▶ [Set problem a]:
In the records, please reproduce everything from the line containing "811, 1732, 812]" down to the line containing "672, 1982, 696]", including both of those lines.

▶ [Page text]:

* * * * * * * * *

Extract from University of Windsor, Faculty of Law: Personal Plight Legal Practice and Tomorrow’s Lawyers, Noel Semple (2015) (https://scholar.uwindsor.ca, accessed 23 – 03 – 2022)
Personal plight legal practice offers relatively strong career prospects for those embarking upon legal careers. Personal plight practitioners help individuals and small businesses involved in disputes with state organs, corporations, and other individuals. Plaintiff-sided personal injury law, criminal defense law, and family law are amongst the largest personal plight practices, but the field includes many other niches such as estate law, class actions, and immigration law. Legally inexperienced clients and the small size of the average personal plight file help this work resist commodification and decomposition, and suggest an enduring need for a local human touch. Career opportunities in these fields offer good prospects to both “do well” and “do good”. Legal educators and regulators have an important role to play in fostering successful personal plight practice, in order to enhance both career prospects for tomorrow’s legal practitioners and access to justice for tomorrow’s clients.
Personal plight legal practice is sheltered, to some extent, from the new sources of competition. Computerization is a disruptive innovation, fundamentally unlike the sustaining innovations of the past. Instead of making it easier or more profitable for practitioners to practice, it changes the entire structure of the market and creates space for new competitors at the expense of the incumbents. Intelligent machines replace legal workers and facilitate commodification, in which legal services are provided with decreasing quantities of lawyer labour. The print journalism industry has been profoundly disrupted by information technology and John McGinnis and Russell Pierce argue that a similar development is imminent for law (John O. McGinnis & Russell G. Pearce, The great disruption: How Machine Intelligence will transform the role of Lawyers in the Delivery of Legal Services, 82 Fordharm Law Review, 3041, 3057 (2014)). In document-heavy litigation, for example, e-discovery software already allows disclosure requirements to be fulfilled, rather than large volumes of paper. This is an example of “one-to-many models of legal problem solving” that is increasingly replacing traditional “one-to-one” artisan lawyering.

* * * * * * * * *

▶ [Dataset]:
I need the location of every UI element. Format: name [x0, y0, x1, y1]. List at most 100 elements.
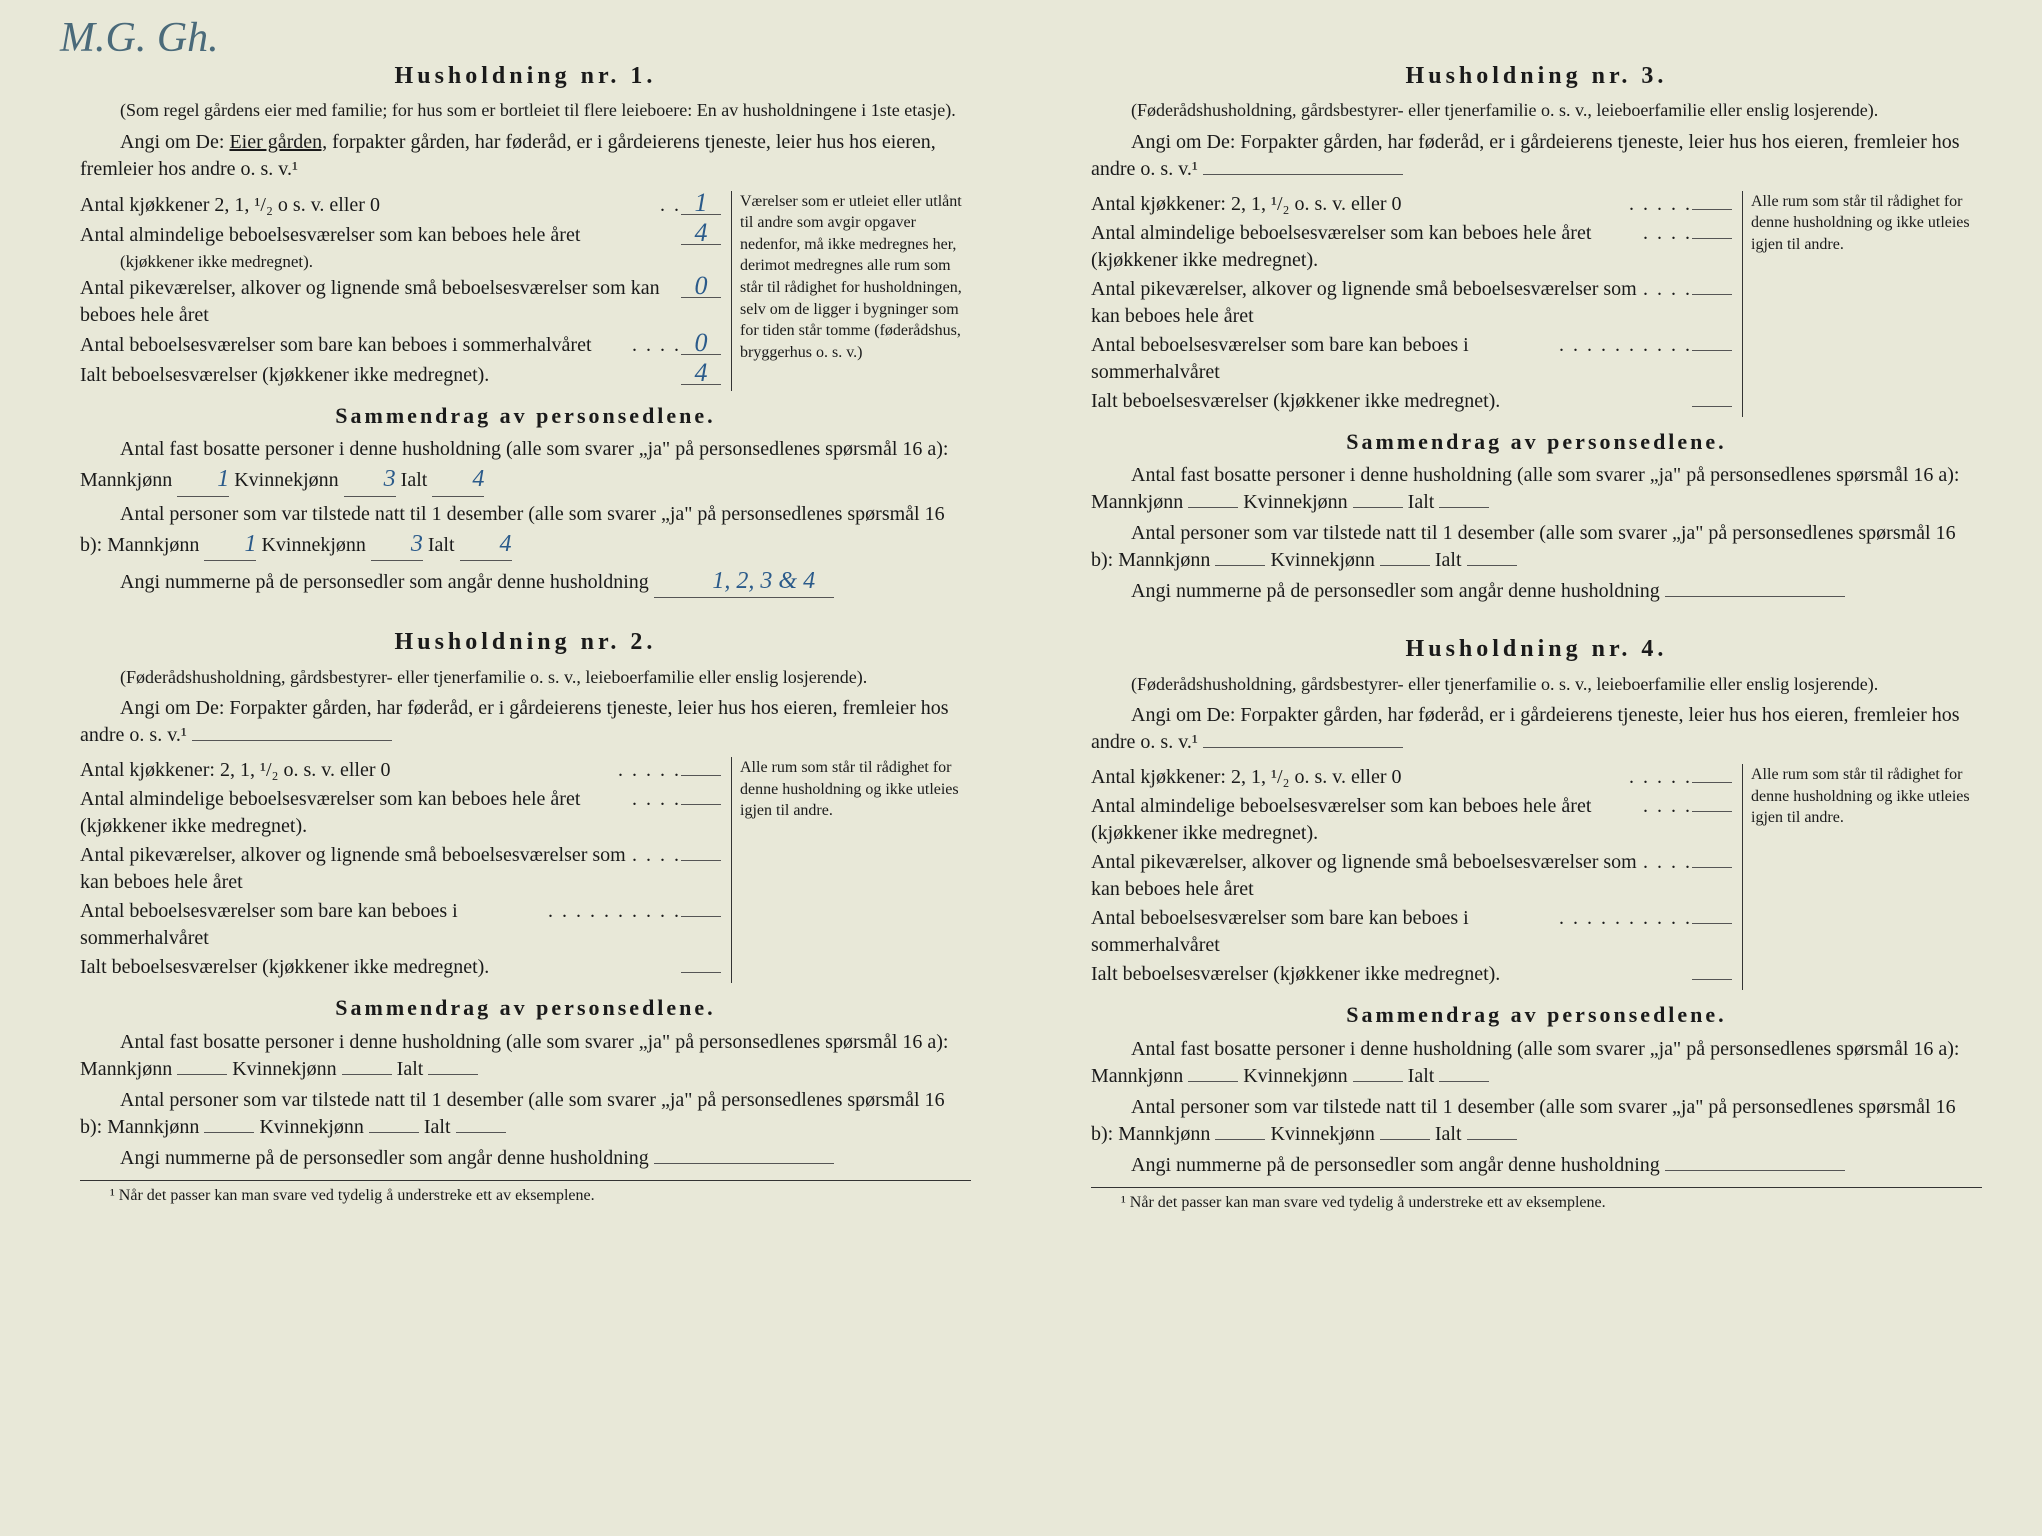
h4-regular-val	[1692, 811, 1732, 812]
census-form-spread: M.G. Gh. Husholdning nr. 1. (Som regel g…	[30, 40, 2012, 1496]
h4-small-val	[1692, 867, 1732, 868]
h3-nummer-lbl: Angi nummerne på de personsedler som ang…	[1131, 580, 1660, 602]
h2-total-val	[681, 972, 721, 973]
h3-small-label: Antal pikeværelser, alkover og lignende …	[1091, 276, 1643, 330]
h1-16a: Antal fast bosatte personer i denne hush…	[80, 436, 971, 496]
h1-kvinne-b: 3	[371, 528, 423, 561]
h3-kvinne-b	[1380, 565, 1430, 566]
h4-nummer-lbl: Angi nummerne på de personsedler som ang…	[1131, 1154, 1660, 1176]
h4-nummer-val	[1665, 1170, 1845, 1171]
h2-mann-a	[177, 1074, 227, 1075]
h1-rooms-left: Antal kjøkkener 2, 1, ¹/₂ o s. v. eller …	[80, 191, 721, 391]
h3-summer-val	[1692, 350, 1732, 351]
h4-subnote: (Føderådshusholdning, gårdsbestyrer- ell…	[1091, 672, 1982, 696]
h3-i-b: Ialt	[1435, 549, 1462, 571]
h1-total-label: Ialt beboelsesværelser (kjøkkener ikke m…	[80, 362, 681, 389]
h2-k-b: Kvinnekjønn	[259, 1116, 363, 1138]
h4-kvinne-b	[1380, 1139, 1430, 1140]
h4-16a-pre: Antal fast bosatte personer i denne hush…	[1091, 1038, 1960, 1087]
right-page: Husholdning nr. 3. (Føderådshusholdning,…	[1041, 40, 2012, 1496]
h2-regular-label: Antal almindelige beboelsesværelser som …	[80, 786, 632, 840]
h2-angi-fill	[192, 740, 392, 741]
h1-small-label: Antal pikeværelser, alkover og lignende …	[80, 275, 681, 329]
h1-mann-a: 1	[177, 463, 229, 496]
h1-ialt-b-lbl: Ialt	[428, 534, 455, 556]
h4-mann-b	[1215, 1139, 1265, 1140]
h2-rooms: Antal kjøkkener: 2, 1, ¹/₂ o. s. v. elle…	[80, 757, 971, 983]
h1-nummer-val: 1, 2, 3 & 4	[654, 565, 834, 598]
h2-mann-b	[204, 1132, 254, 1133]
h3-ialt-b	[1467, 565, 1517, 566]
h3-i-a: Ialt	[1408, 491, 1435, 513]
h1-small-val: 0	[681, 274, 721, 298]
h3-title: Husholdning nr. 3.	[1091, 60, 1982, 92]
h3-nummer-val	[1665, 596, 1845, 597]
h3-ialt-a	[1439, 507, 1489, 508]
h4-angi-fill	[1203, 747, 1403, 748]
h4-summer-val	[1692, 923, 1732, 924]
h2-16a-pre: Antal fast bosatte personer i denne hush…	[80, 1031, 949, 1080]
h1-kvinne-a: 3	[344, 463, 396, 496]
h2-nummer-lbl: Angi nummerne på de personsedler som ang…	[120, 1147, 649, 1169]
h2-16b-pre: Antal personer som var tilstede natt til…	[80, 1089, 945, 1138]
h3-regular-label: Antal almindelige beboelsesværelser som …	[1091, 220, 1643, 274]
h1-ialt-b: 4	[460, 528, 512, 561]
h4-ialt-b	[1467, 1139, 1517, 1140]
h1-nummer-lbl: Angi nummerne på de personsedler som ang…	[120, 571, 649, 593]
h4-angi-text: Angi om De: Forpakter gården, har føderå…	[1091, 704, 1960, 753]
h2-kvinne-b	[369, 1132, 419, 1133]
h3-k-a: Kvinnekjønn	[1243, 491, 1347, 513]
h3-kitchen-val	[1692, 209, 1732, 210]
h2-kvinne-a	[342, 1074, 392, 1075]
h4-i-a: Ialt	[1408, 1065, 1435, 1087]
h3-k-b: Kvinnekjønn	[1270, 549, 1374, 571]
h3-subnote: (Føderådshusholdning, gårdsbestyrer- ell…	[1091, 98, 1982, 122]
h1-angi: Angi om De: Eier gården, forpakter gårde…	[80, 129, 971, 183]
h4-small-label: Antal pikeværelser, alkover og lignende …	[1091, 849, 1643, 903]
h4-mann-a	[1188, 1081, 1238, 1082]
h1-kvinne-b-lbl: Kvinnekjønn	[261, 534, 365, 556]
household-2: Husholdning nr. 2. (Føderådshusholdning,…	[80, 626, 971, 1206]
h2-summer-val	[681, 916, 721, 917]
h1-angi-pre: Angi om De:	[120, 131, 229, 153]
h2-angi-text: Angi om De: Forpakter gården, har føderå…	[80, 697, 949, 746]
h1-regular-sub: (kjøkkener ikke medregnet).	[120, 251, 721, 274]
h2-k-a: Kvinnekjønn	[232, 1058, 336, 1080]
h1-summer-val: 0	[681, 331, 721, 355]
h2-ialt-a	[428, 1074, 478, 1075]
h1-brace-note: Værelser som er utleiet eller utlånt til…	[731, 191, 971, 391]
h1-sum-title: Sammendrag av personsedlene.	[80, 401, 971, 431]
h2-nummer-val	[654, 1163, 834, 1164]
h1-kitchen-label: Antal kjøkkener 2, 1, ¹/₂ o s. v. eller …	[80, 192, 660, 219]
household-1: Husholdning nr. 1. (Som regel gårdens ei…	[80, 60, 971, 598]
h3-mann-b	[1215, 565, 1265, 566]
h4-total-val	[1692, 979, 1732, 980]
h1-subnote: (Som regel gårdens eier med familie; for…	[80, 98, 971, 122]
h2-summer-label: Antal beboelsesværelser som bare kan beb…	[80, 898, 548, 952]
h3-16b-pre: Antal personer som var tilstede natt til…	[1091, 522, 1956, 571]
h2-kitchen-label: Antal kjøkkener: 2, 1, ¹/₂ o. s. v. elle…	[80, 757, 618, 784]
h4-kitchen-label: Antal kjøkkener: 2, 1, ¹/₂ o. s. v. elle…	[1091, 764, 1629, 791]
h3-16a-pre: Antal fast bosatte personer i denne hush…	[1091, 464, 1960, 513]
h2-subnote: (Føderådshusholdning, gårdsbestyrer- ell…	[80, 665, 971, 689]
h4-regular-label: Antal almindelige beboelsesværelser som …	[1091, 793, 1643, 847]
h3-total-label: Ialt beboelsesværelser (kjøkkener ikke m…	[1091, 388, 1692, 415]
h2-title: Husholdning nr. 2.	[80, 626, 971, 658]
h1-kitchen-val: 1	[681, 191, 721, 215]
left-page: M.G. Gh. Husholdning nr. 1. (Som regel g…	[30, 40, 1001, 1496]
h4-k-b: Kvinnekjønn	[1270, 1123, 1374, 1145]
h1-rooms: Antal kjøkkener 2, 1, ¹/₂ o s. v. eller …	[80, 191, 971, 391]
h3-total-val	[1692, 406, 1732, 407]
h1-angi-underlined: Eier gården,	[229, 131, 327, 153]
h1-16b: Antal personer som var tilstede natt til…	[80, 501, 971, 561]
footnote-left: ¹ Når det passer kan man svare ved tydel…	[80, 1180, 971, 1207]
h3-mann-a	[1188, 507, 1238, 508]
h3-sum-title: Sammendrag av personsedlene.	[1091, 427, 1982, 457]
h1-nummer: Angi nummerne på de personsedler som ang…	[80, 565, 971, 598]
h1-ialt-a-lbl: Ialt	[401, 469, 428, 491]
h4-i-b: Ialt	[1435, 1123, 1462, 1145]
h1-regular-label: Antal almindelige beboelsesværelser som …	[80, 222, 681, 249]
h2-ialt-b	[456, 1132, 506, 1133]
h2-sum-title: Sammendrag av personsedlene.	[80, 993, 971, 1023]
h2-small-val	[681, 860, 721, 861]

* * * * * * * * *

▶ [Set problem b]:
Continue the passage on personal plight legal practice from its last sentence.

▶ [Exercise response a]:
h4-regular-val	[1692, 811, 1732, 812]
census-form-spread: M.G. Gh. Husholdning nr. 1. (Som regel g…	[30, 40, 2012, 1496]
h4-small-val	[1692, 867, 1732, 868]
h3-nummer-lbl: Angi nummerne på de personsedler som ang…	[1131, 580, 1660, 602]
h2-total-val	[681, 972, 721, 973]
h3-small-label: Antal pikeværelser, alkover og lignende …	[1091, 276, 1643, 330]
h1-16a: Antal fast bosatte personer i denne hush…	[80, 436, 971, 496]
h1-kvinne-b: 3	[371, 528, 423, 561]
h3-kvinne-b	[1380, 565, 1430, 566]
h4-nummer-lbl: Angi nummerne på de personsedler som ang…	[1131, 1154, 1660, 1176]
h4-nummer-val	[1665, 1170, 1845, 1171]
h2-mann-a	[177, 1074, 227, 1075]
h1-rooms-left: Antal kjøkkener 2, 1, ¹/₂ o s. v. eller …	[80, 191, 721, 391]
h3-summer-val	[1692, 350, 1732, 351]
h4-subnote: (Føderådshusholdning, gårdsbestyrer- ell…	[1091, 672, 1982, 696]

▶ [Exercise response b]:
For individuals who need simple agreements or forms, computerization is allowing companies like Legal Wise to compete very effectively with practitioners. Computerization threat is a more threat to junior lawyers than to senior lawyers, to the extent that young lawyers’ work is more routine, it is more readily replaced by these processes. The disproportionate competitive threat to newer lawyers may underlie the reportedly increasing perception among corporate clients that junior lawyers’ work is no longer worth the price that firms have traditionally charged for it. Understanding the differential impact of the trends on different parts of the legal services marketplace is key.
The phrase “personal plight” was introduced as a way to characterize a certain type of legal practice. The personal client hemisphere is divided into “personal business” and “personal plight” groups. The “personal business” group includes legal services related to financial transactions, such as drafting a will, arranging the registration of transfer of immovable property, or buying or selling a small business. In the personal plight group, there are criminal defense, plaintiff-side personal injury, and divorce practices. These practices have two things in common –
(a) the presence of a dispute or adverse interests in each file, and
(b) the fact that clients are individuals.
Personal plight practitioners help people assert legal rights against other individuals, corporations, and state institutions. Contested immigration and personal tax matters, consumer protection law, employee-side employment law and human rights are other examples of personal plight legal practice. Work for small corporate clients embroiled in legal disputes also seems to belong to the personal plight group. If the corporation is small enough (e.g. controlled by a single individual or family) that the outcome of a legal dispute will have significant personal ramifications for the corporation’s principals, and if those principals are legally inexperienced, then the distinct dynamics of personal plight practice are likely to be present.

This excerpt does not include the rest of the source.